**DATA RECORDS**

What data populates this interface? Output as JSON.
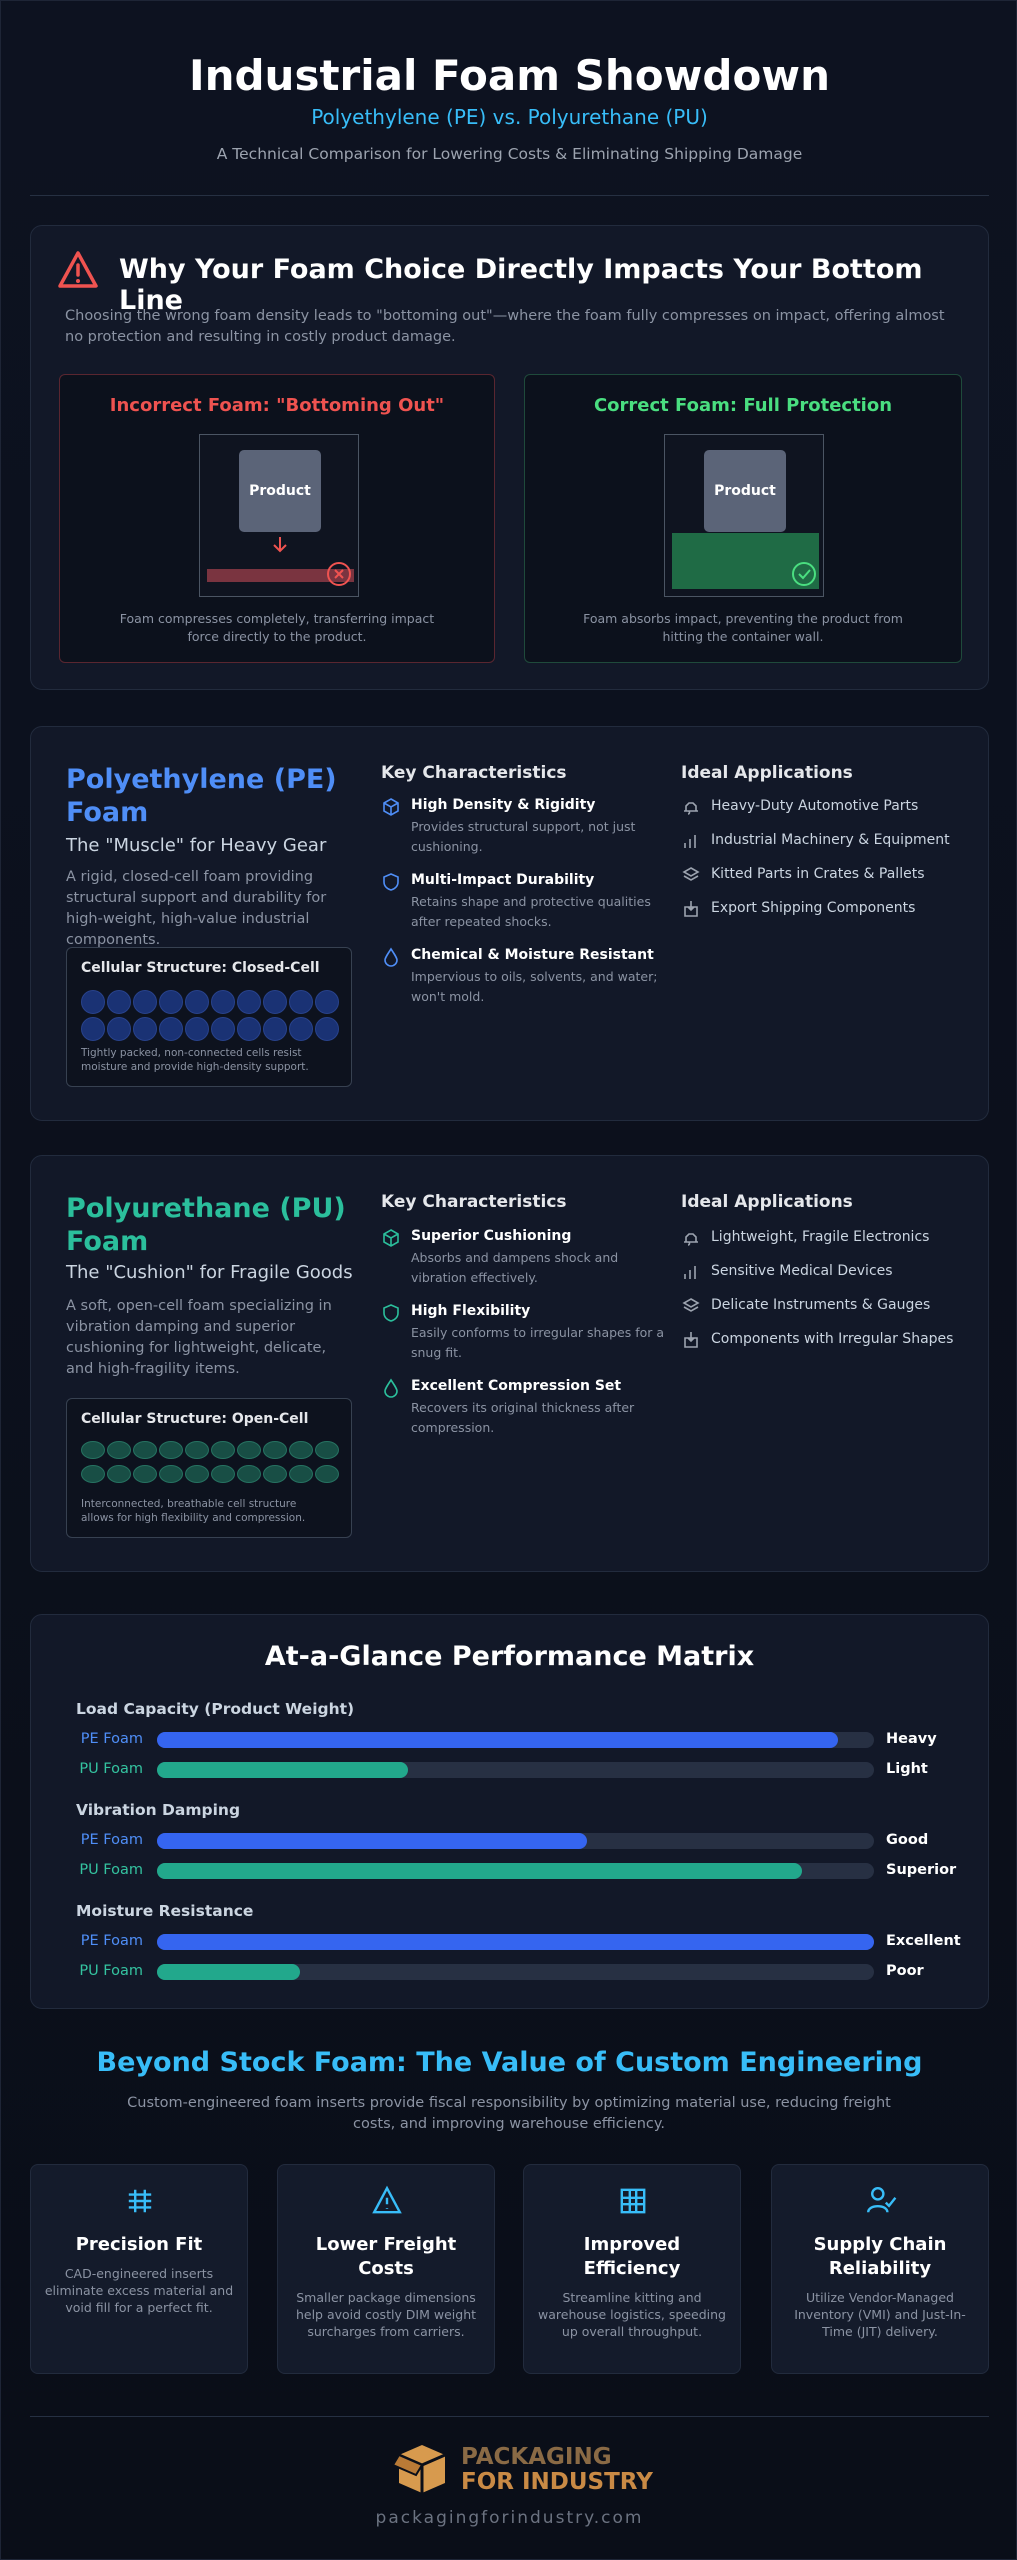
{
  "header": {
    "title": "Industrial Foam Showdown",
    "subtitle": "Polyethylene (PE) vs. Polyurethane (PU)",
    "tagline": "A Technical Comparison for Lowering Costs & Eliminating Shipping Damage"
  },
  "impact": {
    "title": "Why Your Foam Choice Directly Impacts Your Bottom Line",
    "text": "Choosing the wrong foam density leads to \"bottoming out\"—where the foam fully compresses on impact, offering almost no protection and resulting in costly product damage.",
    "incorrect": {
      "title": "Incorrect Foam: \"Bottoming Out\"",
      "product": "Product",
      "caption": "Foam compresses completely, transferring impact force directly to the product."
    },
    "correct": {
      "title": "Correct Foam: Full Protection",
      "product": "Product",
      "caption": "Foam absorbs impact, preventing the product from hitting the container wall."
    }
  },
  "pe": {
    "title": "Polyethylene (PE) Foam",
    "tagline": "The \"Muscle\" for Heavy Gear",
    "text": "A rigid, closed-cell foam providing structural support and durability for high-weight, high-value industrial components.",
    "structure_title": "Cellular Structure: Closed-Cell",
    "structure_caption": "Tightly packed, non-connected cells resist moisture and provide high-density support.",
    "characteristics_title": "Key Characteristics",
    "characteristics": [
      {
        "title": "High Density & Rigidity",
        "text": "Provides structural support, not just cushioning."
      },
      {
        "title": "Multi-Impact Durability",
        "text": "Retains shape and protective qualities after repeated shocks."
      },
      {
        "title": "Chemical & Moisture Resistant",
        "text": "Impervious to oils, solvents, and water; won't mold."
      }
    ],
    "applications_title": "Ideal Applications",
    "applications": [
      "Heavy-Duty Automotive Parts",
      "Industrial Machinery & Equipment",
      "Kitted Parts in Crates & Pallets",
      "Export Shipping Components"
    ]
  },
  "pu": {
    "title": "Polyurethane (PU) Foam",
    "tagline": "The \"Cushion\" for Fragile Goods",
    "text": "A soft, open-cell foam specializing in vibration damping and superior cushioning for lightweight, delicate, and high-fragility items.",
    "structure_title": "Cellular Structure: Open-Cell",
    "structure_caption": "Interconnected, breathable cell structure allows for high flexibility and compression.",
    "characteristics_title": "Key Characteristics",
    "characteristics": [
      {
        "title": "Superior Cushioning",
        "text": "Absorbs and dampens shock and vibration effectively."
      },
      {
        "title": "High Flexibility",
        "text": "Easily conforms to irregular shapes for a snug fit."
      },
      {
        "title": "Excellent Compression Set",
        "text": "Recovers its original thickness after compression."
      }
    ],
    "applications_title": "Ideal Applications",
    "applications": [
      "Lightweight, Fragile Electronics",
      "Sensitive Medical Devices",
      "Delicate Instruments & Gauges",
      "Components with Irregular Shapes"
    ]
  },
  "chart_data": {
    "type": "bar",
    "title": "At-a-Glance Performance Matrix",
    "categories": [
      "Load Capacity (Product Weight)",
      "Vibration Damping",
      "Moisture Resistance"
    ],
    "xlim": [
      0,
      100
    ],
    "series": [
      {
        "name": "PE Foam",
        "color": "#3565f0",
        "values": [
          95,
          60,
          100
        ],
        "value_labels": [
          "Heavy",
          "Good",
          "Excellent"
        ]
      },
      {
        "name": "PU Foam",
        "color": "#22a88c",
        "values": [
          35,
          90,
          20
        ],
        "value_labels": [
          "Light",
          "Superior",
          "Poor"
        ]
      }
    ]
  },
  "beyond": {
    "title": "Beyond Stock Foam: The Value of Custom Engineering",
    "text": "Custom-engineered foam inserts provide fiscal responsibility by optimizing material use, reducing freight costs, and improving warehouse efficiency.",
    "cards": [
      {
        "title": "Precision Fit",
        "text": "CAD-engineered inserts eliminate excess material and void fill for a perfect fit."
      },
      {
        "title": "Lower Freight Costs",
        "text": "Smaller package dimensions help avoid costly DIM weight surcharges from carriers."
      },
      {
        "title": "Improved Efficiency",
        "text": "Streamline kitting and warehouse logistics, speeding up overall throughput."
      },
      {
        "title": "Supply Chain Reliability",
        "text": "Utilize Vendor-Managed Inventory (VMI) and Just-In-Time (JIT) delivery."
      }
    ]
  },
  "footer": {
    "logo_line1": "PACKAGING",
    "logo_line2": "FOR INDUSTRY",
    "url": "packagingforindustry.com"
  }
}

**WORK TO BE COMPLETED**
The listing above is to be retyped word for word, with the pictures omitted.

**OUTPUT FOR THIS TASK**
What data populates this interface? Output as JSON.
{
  "header": {
    "title": "Industrial Foam Showdown",
    "subtitle": "Polyethylene (PE) vs. Polyurethane (PU)",
    "tagline": "A Technical Comparison for Lowering Costs & Eliminating Shipping Damage"
  },
  "impact": {
    "title": "Why Your Foam Choice Directly Impacts Your Bottom Line",
    "text": "Choosing the wrong foam density leads to \"bottoming out\"—where the foam fully compresses on impact, offering almost no protection and resulting in costly product damage.",
    "incorrect": {
      "title": "Incorrect Foam: \"Bottoming Out\"",
      "product": "Product",
      "caption": "Foam compresses completely, transferring impact force directly to the product."
    },
    "correct": {
      "title": "Correct Foam: Full Protection",
      "product": "Product",
      "caption": "Foam absorbs impact, preventing the product from hitting the container wall."
    }
  },
  "pe": {
    "title": "Polyethylene (PE) Foam",
    "tagline": "The \"Muscle\" for Heavy Gear",
    "text": "A rigid, closed-cell foam providing structural support and durability for high-weight, high-value industrial components.",
    "structure_title": "Cellular Structure: Closed-Cell",
    "structure_caption": "Tightly packed, non-connected cells resist moisture and provide high-density support.",
    "characteristics_title": "Key Characteristics",
    "characteristics": [
      {
        "title": "High Density & Rigidity",
        "text": "Provides structural support, not just cushioning."
      },
      {
        "title": "Multi-Impact Durability",
        "text": "Retains shape and protective qualities after repeated shocks."
      },
      {
        "title": "Chemical & Moisture Resistant",
        "text": "Impervious to oils, solvents, and water; won't mold."
      }
    ],
    "applications_title": "Ideal Applications",
    "applications": [
      "Heavy-Duty Automotive Parts",
      "Industrial Machinery & Equipment",
      "Kitted Parts in Crates & Pallets",
      "Export Shipping Components"
    ]
  },
  "pu": {
    "title": "Polyurethane (PU) Foam",
    "tagline": "The \"Cushion\" for Fragile Goods",
    "text": "A soft, open-cell foam specializing in vibration damping and superior cushioning for lightweight, delicate, and high-fragility items.",
    "structure_title": "Cellular Structure: Open-Cell",
    "structure_caption": "Interconnected, breathable cell structure allows for high flexibility and compression.",
    "characteristics_title": "Key Characteristics",
    "characteristics": [
      {
        "title": "Superior Cushioning",
        "text": "Absorbs and dampens shock and vibration effectively."
      },
      {
        "title": "High Flexibility",
        "text": "Easily conforms to irregular shapes for a snug fit."
      },
      {
        "title": "Excellent Compression Set",
        "text": "Recovers its original thickness after compression."
      }
    ],
    "applications_title": "Ideal Applications",
    "applications": [
      "Lightweight, Fragile Electronics",
      "Sensitive Medical Devices",
      "Delicate Instruments & Gauges",
      "Components with Irregular Shapes"
    ]
  },
  "chart_data": {
    "type": "bar",
    "title": "At-a-Glance Performance Matrix",
    "categories": [
      "Load Capacity (Product Weight)",
      "Vibration Damping",
      "Moisture Resistance"
    ],
    "xlim": [
      0,
      100
    ],
    "series": [
      {
        "name": "PE Foam",
        "color": "#3565f0",
        "values": [
          95,
          60,
          100
        ],
        "value_labels": [
          "Heavy",
          "Good",
          "Excellent"
        ]
      },
      {
        "name": "PU Foam",
        "color": "#22a88c",
        "values": [
          35,
          90,
          20
        ],
        "value_labels": [
          "Light",
          "Superior",
          "Poor"
        ]
      }
    ]
  },
  "beyond": {
    "title": "Beyond Stock Foam: The Value of Custom Engineering",
    "text": "Custom-engineered foam inserts provide fiscal responsibility by optimizing material use, reducing freight costs, and improving warehouse efficiency.",
    "cards": [
      {
        "title": "Precision Fit",
        "text": "CAD-engineered inserts eliminate excess material and void fill for a perfect fit."
      },
      {
        "title": "Lower Freight Costs",
        "text": "Smaller package dimensions help avoid costly DIM weight surcharges from carriers."
      },
      {
        "title": "Improved Efficiency",
        "text": "Streamline kitting and warehouse logistics, speeding up overall throughput."
      },
      {
        "title": "Supply Chain Reliability",
        "text": "Utilize Vendor-Managed Inventory (VMI) and Just-In-Time (JIT) delivery."
      }
    ]
  },
  "footer": {
    "logo_line1": "PACKAGING",
    "logo_line2": "FOR INDUSTRY",
    "url": "packagingforindustry.com"
  }
}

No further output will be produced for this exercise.